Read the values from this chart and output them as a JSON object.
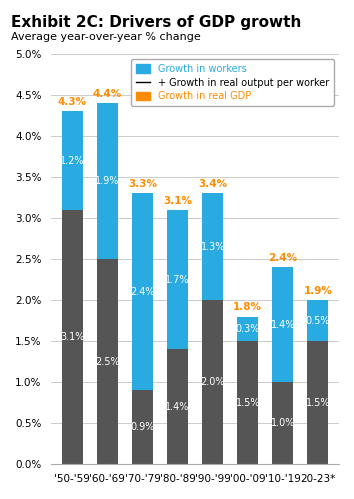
{
  "title": "Exhibit 2C: Drivers of GDP growth",
  "subtitle": "Average year-over-year % change",
  "categories": [
    "'50-'59",
    "'60-'69",
    "'70-'79",
    "'80-'89",
    "'90-'99",
    "'00-'09",
    "'10-'19",
    "20-23*"
  ],
  "workers_base": [
    3.1,
    2.5,
    0.9,
    1.4,
    2.0,
    1.5,
    1.0,
    1.5
  ],
  "output_per_worker": [
    1.2,
    1.9,
    2.4,
    1.7,
    1.3,
    0.3,
    1.4,
    0.5
  ],
  "gdp_growth": [
    4.3,
    4.4,
    3.3,
    3.1,
    3.4,
    1.8,
    2.4,
    1.9
  ],
  "color_workers_base": "#555555",
  "color_output_per_worker": "#29ABE2",
  "color_gdp_label": "#FF8C00",
  "ylim": [
    0,
    5.0
  ],
  "yticks": [
    0.0,
    0.5,
    1.0,
    1.5,
    2.0,
    2.5,
    3.0,
    3.5,
    4.0,
    4.5,
    5.0
  ],
  "legend_labels": [
    "Growth in workers",
    "+ Growth in real output per worker",
    "Growth in real GDP"
  ],
  "legend_colors": [
    "#29ABE2",
    "#000000",
    "#FF8C00"
  ],
  "bar_width": 0.6
}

• [EXERCISE TASK]: Working from the entries above, return all lines that contain "real".

• [SOLUTION TO THIS EXERCISE]:
    "+ Growth in real output per worker",
    "Growth in real GDP"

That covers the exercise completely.